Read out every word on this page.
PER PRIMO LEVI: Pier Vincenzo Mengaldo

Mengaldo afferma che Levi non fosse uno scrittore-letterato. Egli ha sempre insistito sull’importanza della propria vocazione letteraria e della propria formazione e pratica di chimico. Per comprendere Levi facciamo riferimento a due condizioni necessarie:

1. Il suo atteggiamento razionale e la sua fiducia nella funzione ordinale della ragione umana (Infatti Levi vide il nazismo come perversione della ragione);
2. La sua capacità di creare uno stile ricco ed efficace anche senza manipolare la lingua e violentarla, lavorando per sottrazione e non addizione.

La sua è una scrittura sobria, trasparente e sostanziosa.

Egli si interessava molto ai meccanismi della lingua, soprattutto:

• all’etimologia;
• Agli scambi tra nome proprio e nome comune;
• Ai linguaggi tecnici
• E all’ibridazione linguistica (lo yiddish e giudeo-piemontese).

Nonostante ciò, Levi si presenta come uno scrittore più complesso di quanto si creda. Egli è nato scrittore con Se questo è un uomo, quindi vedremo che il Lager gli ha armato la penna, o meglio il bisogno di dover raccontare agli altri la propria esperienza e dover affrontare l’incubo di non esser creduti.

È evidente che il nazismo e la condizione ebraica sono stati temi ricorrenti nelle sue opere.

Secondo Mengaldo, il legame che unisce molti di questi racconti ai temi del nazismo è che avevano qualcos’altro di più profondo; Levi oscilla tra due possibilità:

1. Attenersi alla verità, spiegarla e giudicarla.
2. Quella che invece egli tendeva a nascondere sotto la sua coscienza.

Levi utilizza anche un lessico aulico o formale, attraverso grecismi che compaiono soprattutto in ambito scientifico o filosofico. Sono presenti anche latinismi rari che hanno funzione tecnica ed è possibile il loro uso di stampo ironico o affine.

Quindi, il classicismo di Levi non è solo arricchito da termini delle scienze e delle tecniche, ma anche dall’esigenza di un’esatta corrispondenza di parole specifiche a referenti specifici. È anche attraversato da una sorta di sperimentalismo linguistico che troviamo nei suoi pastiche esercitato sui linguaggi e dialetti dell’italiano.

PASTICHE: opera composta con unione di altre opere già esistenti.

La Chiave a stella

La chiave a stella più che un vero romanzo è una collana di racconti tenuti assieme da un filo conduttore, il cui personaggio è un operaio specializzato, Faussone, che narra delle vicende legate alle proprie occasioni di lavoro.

Given request: Every record shown above should be written out again exactly.

Exercise output:
Read out every word on this page.
PER PRIMO LEVI: Pier Vincenzo Mengaldo

Mengaldo afferma che Levi non fosse uno scrittore-letterato. Egli ha sempre insistito sull’importanza della propria vocazione letteraria e della propria formazione e pratica di chimico. Per comprendere Levi facciamo riferimento a due condizioni necessarie:

1. Il suo atteggiamento razionale e la sua fiducia nella funzione ordinale della ragione umana (Infatti Levi vide il nazismo come perversione della ragione);
2. La sua capacità di creare uno stile ricco ed efficace anche senza manipolare la lingua e violentarla, lavorando per sottrazione e non addizione.

La sua è una scrittura sobria, trasparente e sostanziosa.

Egli si interessava molto ai meccanismi della lingua, soprattutto:

• all’etimologia;
• Agli scambi tra nome proprio e nome comune;
• Ai linguaggi tecnici
• E all’ibridazione linguistica (lo yiddish e giudeo-piemontese).

Nonostante ciò, Levi si presenta come uno scrittore più complesso di quanto si creda. Egli è nato scrittore con Se questo è un uomo, quindi vedremo che il Lager gli ha armato la penna, o meglio il bisogno di dover raccontare agli altri la propria esperienza e dover affrontare l’incubo di non esser creduti.

È evidente che il nazismo e la condizione ebraica sono stati temi ricorrenti nelle sue opere.

Secondo Mengaldo, il legame che unisce molti di questi racconti ai temi del nazismo è che avevano qualcos’altro di più profondo; Levi oscilla tra due possibilità:

1. Attenersi alla verità, spiegarla e giudicarla.
2. Quella che invece egli tendeva a nascondere sotto la sua coscienza.

Levi utilizza anche un lessico aulico o formale, attraverso grecismi che compaiono soprattutto in ambito scientifico o filosofico. Sono presenti anche latinismi rari che hanno funzione tecnica ed è possibile il loro uso di stampo ironico o affine.

Quindi, il classicismo di Levi non è solo arricchito da termini delle scienze e delle tecniche, ma anche dall’esigenza di un’esatta corrispondenza di parole specifiche a referenti specifici. È anche attraversato da una sorta di sperimentalismo linguistico che troviamo nei suoi pastiche esercitato sui linguaggi e dialetti dell’italiano.

PASTICHE: opera composta con unione di altre opere già esistenti.

La Chiave a stella

La chiave a stella più che un vero romanzo è una collana di racconti tenuti assieme da un filo conduttore, il cui personaggio è un operaio specializzato, Faussone, che narra delle vicende legate alle proprie occasioni di lavoro.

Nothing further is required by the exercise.